Requirements:
Where a line below holds the string "Setting", copy that line.

Data provided:
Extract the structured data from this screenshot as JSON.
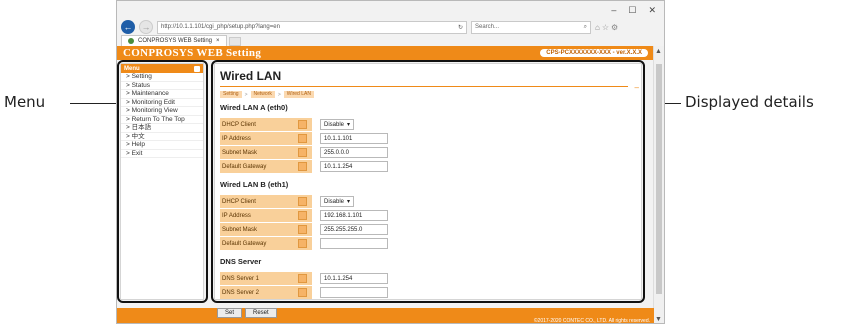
{
  "callouts": {
    "left": "Menu",
    "right": "Displayed details"
  },
  "browser": {
    "window_controls": {
      "minimize": "–",
      "maximize": "☐",
      "close": "✕"
    },
    "url": "http://10.1.1.101/cgi_php/setup.php?lang=en",
    "refresh": "↻",
    "search_placeholder": "Search...",
    "search_icon": "⌕",
    "tab_title": "CONPROSYS WEB Setting",
    "tab_close": "×"
  },
  "app": {
    "title": "CONPROSYS WEB Setting",
    "model": "CPS-PCXXXXXXX-XXX - ver.X.X.X"
  },
  "menu": {
    "header": "Menu",
    "items": [
      "> Setting",
      "> Status",
      "> Maintenance",
      "> Monitoring Edit",
      "> Monitoring View",
      "> Return To The Top",
      "> 日本語",
      "> 中文",
      "> Help",
      "> Exit"
    ]
  },
  "content": {
    "title": "Wired LAN",
    "breadcrumbs": [
      "Setting",
      "Network",
      "Wired LAN"
    ],
    "sections": {
      "eth0": {
        "title": "Wired LAN A (eth0)",
        "dhcp_label": "DHCP Client",
        "dhcp_value": "Disable",
        "ip_label": "IP Address",
        "ip_value": "10.1.1.101",
        "mask_label": "Subnet Mask",
        "mask_value": "255.0.0.0",
        "gw_label": "Default Gateway",
        "gw_value": "10.1.1.254"
      },
      "eth1": {
        "title": "Wired LAN B (eth1)",
        "dhcp_label": "DHCP Client",
        "dhcp_value": "Disable",
        "ip_label": "IP Address",
        "ip_value": "192.168.1.101",
        "mask_label": "Subnet Mask",
        "mask_value": "255.255.255.0",
        "gw_label": "Default Gateway",
        "gw_value": ""
      },
      "dns": {
        "title": "DNS Server",
        "dns1_label": "DNS Server 1",
        "dns1_value": "10.1.1.254",
        "dns2_label": "DNS Server 2",
        "dns2_value": ""
      }
    }
  },
  "footer": {
    "set_button": "Set",
    "reset_button": "Reset",
    "copyright": "©2017-2020 CONTEC CO., LTD. All rights reserved."
  },
  "colors": {
    "accent": "#ef8a18",
    "label_bg": "#f9d09a",
    "highlight": "#111111"
  }
}
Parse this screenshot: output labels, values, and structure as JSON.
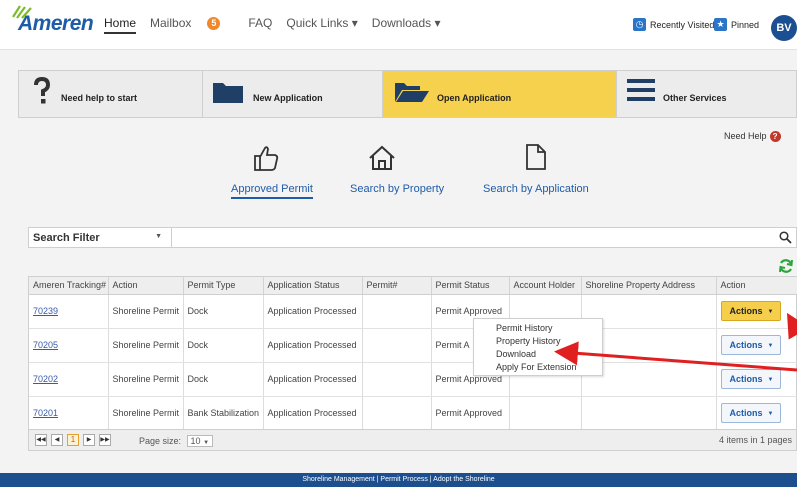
{
  "brand": {
    "name": "Ameren"
  },
  "nav": {
    "items": [
      {
        "label": "Home"
      },
      {
        "label": "Mailbox",
        "badge": "5"
      },
      {
        "label": "FAQ"
      },
      {
        "label": "Quick Links ▾"
      },
      {
        "label": "Downloads ▾"
      }
    ]
  },
  "topRight": {
    "recent": "Recently Visited",
    "pinned": "Pinned",
    "avatar": "BV"
  },
  "tiles": [
    {
      "label": "Need help to start",
      "icon": "question-icon"
    },
    {
      "label": "New Application",
      "icon": "folder-icon"
    },
    {
      "label": "Open Application",
      "icon": "folder-open-icon",
      "highlight_color": "#f6d14e"
    },
    {
      "label": "Other Services",
      "icon": "menu-bars-icon"
    }
  ],
  "help": {
    "label": "Need Help"
  },
  "searchOptions": [
    {
      "label": "Approved Permit",
      "icon": "thumbs-up-icon",
      "selected": true
    },
    {
      "label": "Search by Property",
      "icon": "home-icon"
    },
    {
      "label": "Search by Application",
      "icon": "document-icon"
    }
  ],
  "filter": {
    "label": "Search Filter"
  },
  "table": {
    "headers": [
      "Ameren Tracking#",
      "Action",
      "Permit Type",
      "Application Status",
      "Permit#",
      "Permit Status",
      "Account Holder",
      "Shoreline Property Address",
      "Action"
    ],
    "rows": [
      {
        "tracking": "70239",
        "action": "Shoreline Permit",
        "permit_type": "Dock",
        "app_status": "Application Processed",
        "permit_no": "",
        "permit_status": "Permit Approved",
        "holder": "",
        "address": "",
        "button": "Actions"
      },
      {
        "tracking": "70205",
        "action": "Shoreline Permit",
        "permit_type": "Dock",
        "app_status": "Application Processed",
        "permit_no": "",
        "permit_status": "Permit A",
        "holder": "",
        "address": "",
        "button": "Actions"
      },
      {
        "tracking": "70202",
        "action": "Shoreline Permit",
        "permit_type": "Dock",
        "app_status": "Application Processed",
        "permit_no": "",
        "permit_status": "Permit Approved",
        "holder": "",
        "address": "",
        "button": "Actions"
      },
      {
        "tracking": "70201",
        "action": "Shoreline Permit",
        "permit_type": "Bank Stabilization",
        "app_status": "Application Processed",
        "permit_no": "",
        "permit_status": "Permit Approved",
        "holder": "",
        "address": "",
        "button": "Actions"
      }
    ]
  },
  "actionMenu": {
    "items": [
      "Permit History",
      "Property History",
      "Download",
      "Apply For Extension"
    ]
  },
  "pager": {
    "current_page": "1",
    "size_label": "Page size:",
    "size_value": "10",
    "info": "4 items in 1 pages"
  },
  "footer": {
    "text": "Shoreline Management | Permit Process | Adopt the Shoreline"
  },
  "colors": {
    "accent": "#1f5ca8",
    "highlight": "#f5cf4c",
    "annotation_arrow": "#e02020"
  }
}
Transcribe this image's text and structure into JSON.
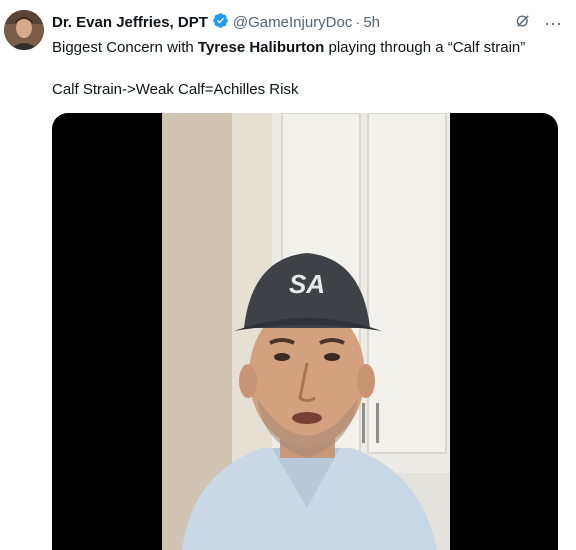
{
  "author": {
    "display_name": "Dr. Evan Jeffries, DPT",
    "handle": "@GameInjuryDoc",
    "separator": "·",
    "time": "5h"
  },
  "icons": {
    "verified": "verified-badge-icon",
    "grok": "grok-icon",
    "more": "more-icon"
  },
  "tweet": {
    "line1_pre": "Biggest Concern with ",
    "line1_bold": "Tyrese Haliburton",
    "line1_post": " playing through a “Calf strain”",
    "line2": "Calf Strain->Weak Calf=Achilles Risk"
  },
  "video": {
    "cap_logo": "SA"
  },
  "colors": {
    "verified": "#1d9bf0",
    "secondary_text": "#536471",
    "primary_text": "#0f1419"
  }
}
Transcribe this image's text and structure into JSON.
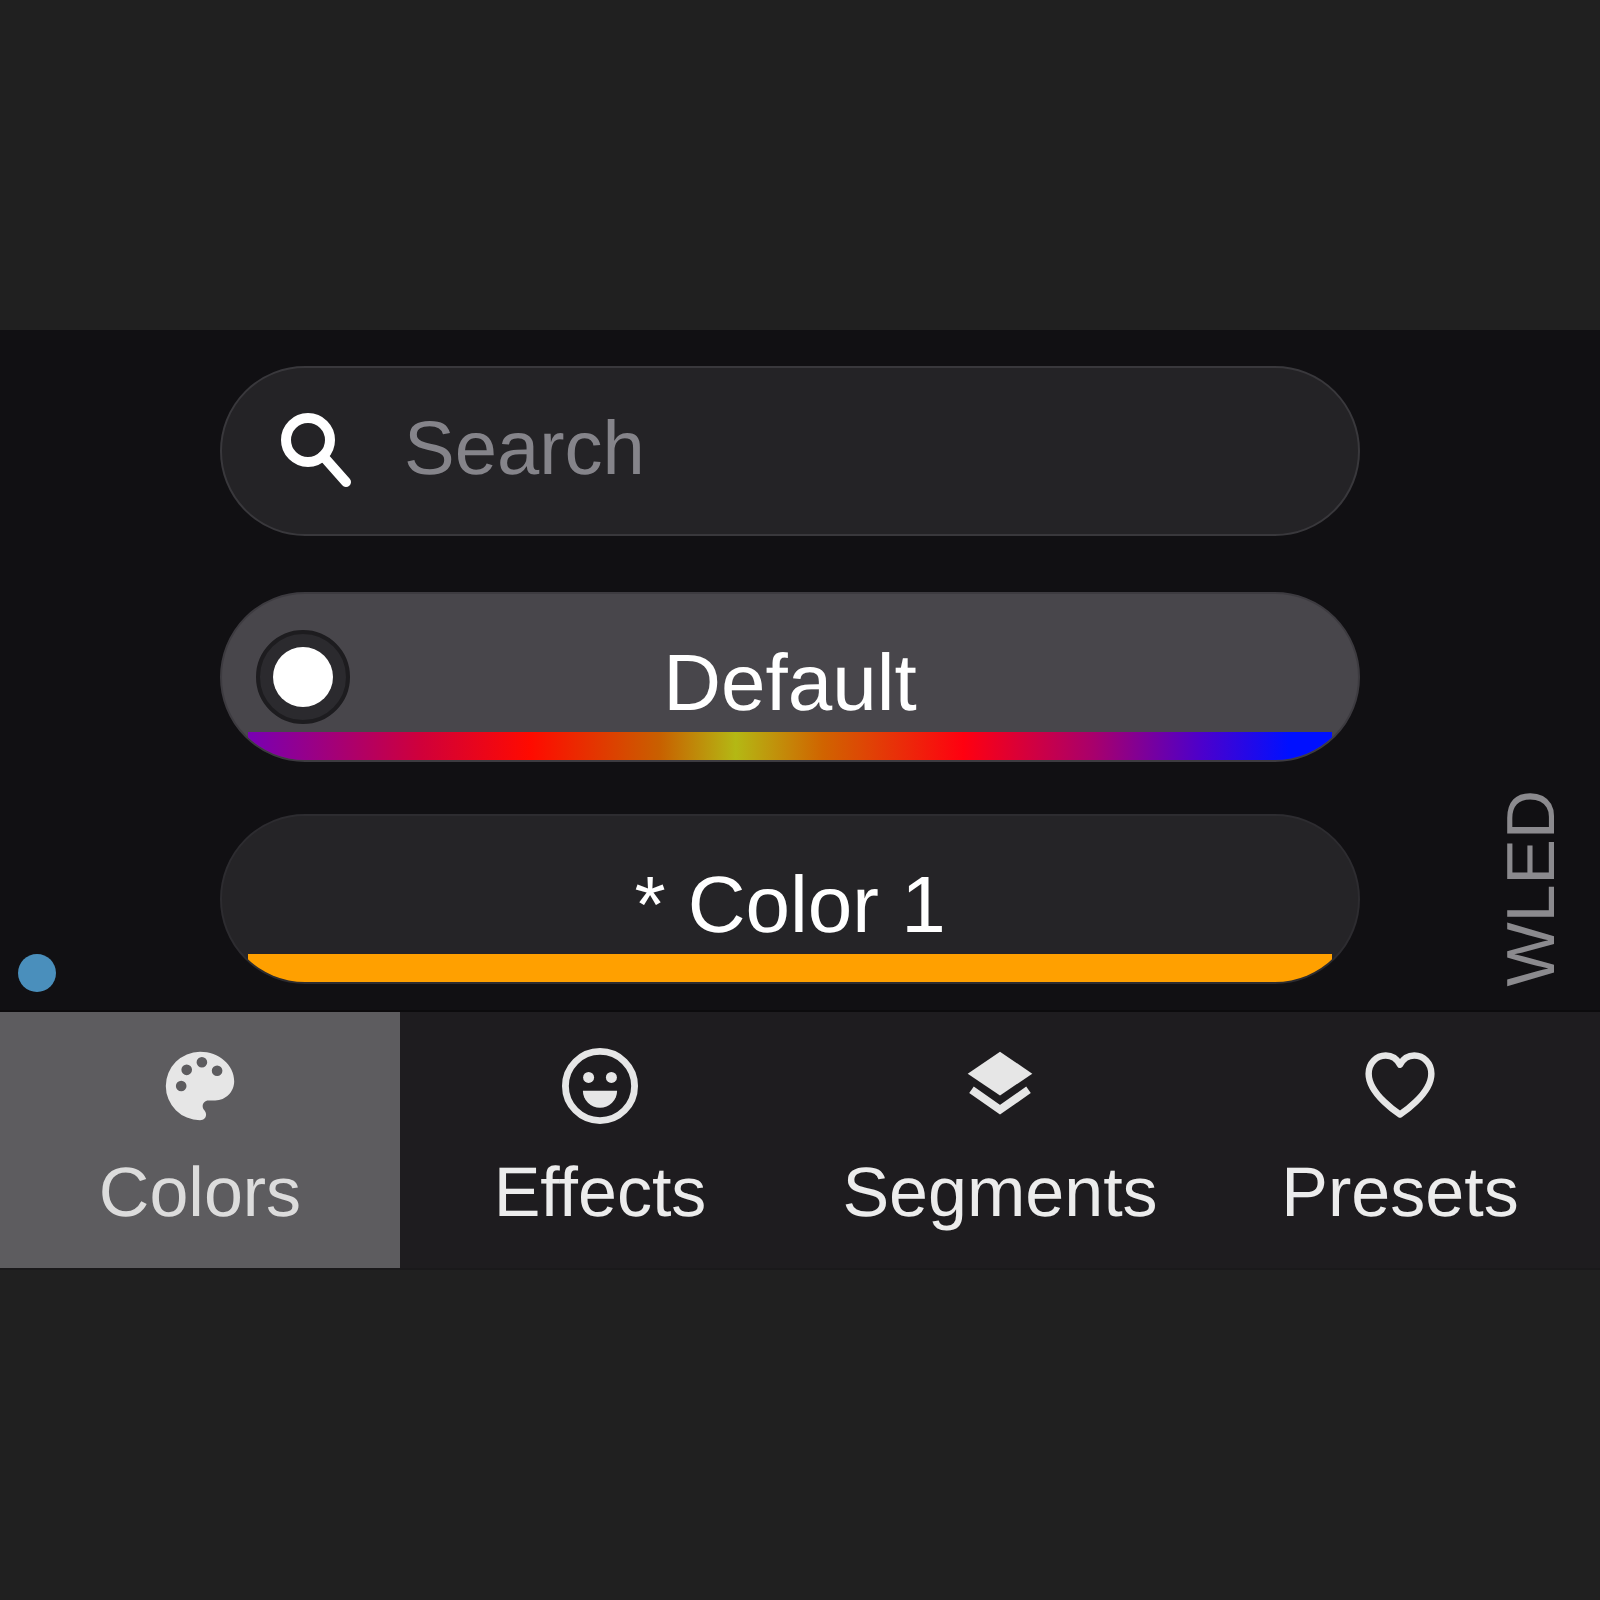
{
  "search": {
    "placeholder": "Search"
  },
  "palettes": [
    {
      "name": "Default",
      "selected": true,
      "kind": "gradient"
    },
    {
      "name": "* Color 1",
      "selected": false,
      "kind": "solid",
      "color": "#ffa000"
    }
  ],
  "brand": "WLED",
  "tabs": [
    {
      "label": "Colors",
      "selected": true
    },
    {
      "label": "Effects",
      "selected": false
    },
    {
      "label": "Segments",
      "selected": false
    },
    {
      "label": "Presets",
      "selected": false
    }
  ]
}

Answer for the task:
    "tab_title": "CONPROSYS WEB Setting",
    "title": "CONPROSYS WEB Setting",
      "> Setting",
      "Setting",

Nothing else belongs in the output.